To do — Your task is to repeat the entries exactly. Leave the pictures out.
□ □ □ □
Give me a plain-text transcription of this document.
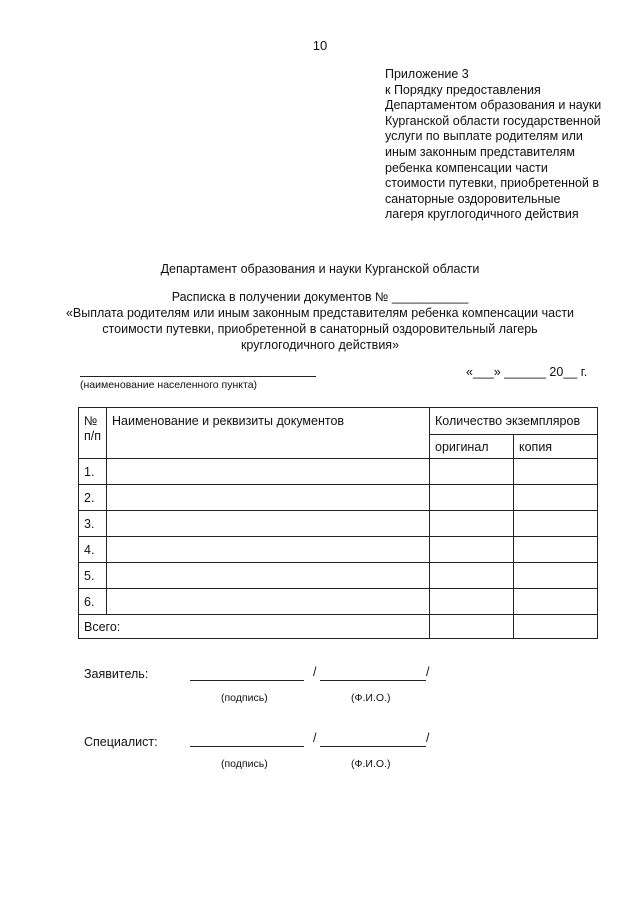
10
Приложение 3
к Порядку предоставления
Департаментом образования и науки
Курганской области государственной
услуги по выплате родителям или
иным законным представителям
ребенка компенсации части
стоимости путевки, приобретенной в
санаторные оздоровительные
лагеря круглогодичного действия
Департамент образования и науки Курганской области
Расписка в получении документов № ___________
«Выплата родителям или иным законным представителям ребенка компенсации части
стоимости путевки, приобретенной в санаторный оздоровительный лагерь
круглогодичного действия»
(наименование населенного пункта)
«___» ______ 20__ г.
№ п/п	Наименование и реквизиты документов	Количество экземпляров	
		оригинал	копия
1.			
2.			
3.			
4.			
5.			
6.			
Всего:			
Заявитель:	/	/
(подпись)	(Ф.И.О.)
Специалист:	/	/
(подпись)	(Ф.И.О.)
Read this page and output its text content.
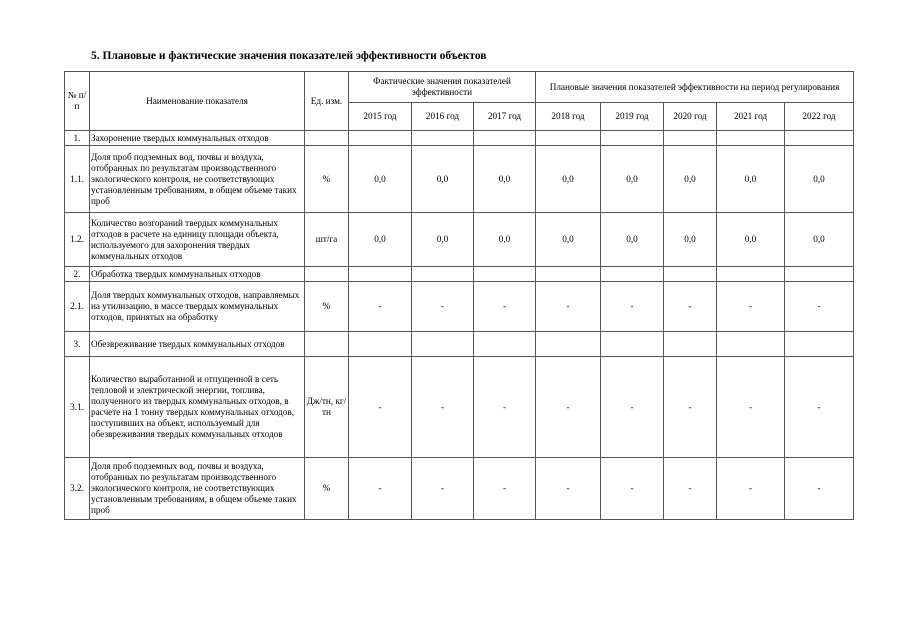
5. Плановые и фактические значения показателей эффективности объектов
№ п/п	Наименование показателя	Ед. изм.	Фактические значения показателей эффективности			Плановые значения показателей эффективности на период регулирования				
			2015 год	2016 год	2017 год	2018 год	2019 год	2020 год	2021 год	2022 год
1.	Захоронение твердых коммунальных отходов									
1.1.	Доля проб подземных вод, почвы и воздуха, отобранных по результатам производственного экологического контроля, не соответствующих установленным требованиям, в общем объеме таких проб	%	0,0	0,0	0,0	0,0	0,0	0,0	0,0	0,0
1.2.	Количество возгораний твердых коммунальных отходов в расчете на единицу площади объекта, используемого для захоронения твердых коммунальных отходов	шт/га	0,0	0,0	0,0	0,0	0,0	0,0	0,0	0,0
2.	Обработка твердых коммунальных отходов									
2.1.	Доля твердых коммунальных отходов, направляемых на утилизацию, в массе твердых коммунальных отходов, принятых на обработку	%	-	-	-	-	-	-	-	-
3.	Обезвреживание твердых коммунальных отходов									
3.1.	Количество выработанной и отпущенной в сеть тепловой и электрической энергии, топлива, полученного из твердых коммунальных отходов, в расчете на 1 тонну твердых коммунальных отходов, поступивших на объект, используемый для обезвреживания твердых коммунальных отходов	Дж/тн, кг/тн	-	-	-	-	-	-	-	-
3.2.	Доля проб подземных вод, почвы и воздуха, отобранных по результатам производственного экологического контроля, не соответствующих установленным требованиям, в общем объеме таких проб	%	-	-	-	-	-	-	-	-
□ □ □ □
Reply —
Give me a plain-text transcription of this document.
10
Приложение 3
к Порядку предоставления
Департаментом образования и науки
Курганской области государственной
услуги по выплате родителям или
иным законным представителям
ребенка компенсации части
стоимости путевки, приобретенной в
санаторные оздоровительные
лагеря круглогодичного действия
Департамент образования и науки Курганской области
Расписка в получении документов № ___________
«Выплата родителям или иным законным представителям ребенка компенсации части
стоимости путевки, приобретенной в санаторный оздоровительный лагерь
круглогодичного действия»
(наименование населенного пункта)
«___» ______ 20__ г.
№ п/п	Наименование и реквизиты документов	Количество экземпляров	
		оригинал	копия
1.			
2.			
3.			
4.			
5.			
6.			
Всего:			
Заявитель:	/	/
(подпись)	(Ф.И.О.)
Специалист:	/	/
(подпись)	(Ф.И.О.)
Read this page and output its text content.
5. Плановые и фактические значения показателей эффективности объектов
№ п/п	Наименование показателя	Ед. изм.	Фактические значения показателей эффективности			Плановые значения показателей эффективности на период регулирования				
			2015 год	2016 год	2017 год	2018 год	2019 год	2020 год	2021 год	2022 год
1.	Захоронение твердых коммунальных отходов									
1.1.	Доля проб подземных вод, почвы и воздуха, отобранных по результатам производственного экологического контроля, не соответствующих установленным требованиям, в общем объеме таких проб	%	0,0	0,0	0,0	0,0	0,0	0,0	0,0	0,0
1.2.	Количество возгораний твердых коммунальных отходов в расчете на единицу площади объекта, используемого для захоронения твердых коммунальных отходов	шт/га	0,0	0,0	0,0	0,0	0,0	0,0	0,0	0,0
2.	Обработка твердых коммунальных отходов									
2.1.	Доля твердых коммунальных отходов, направляемых на утилизацию, в массе твердых коммунальных отходов, принятых на обработку	%	-	-	-	-	-	-	-	-
3.	Обезвреживание твердых коммунальных отходов									
3.1.	Количество выработанной и отпущенной в сеть тепловой и электрической энергии, топлива, полученного из твердых коммунальных отходов, в расчете на 1 тонну твердых коммунальных отходов, поступивших на объект, используемый для обезвреживания твердых коммунальных отходов	Дж/тн, кг/тн	-	-	-	-	-	-	-	-
3.2.	Доля проб подземных вод, почвы и воздуха, отобранных по результатам производственного экологического контроля, не соответствующих установленным требованиям, в общем объеме таких проб	%	-	-	-	-	-	-	-	-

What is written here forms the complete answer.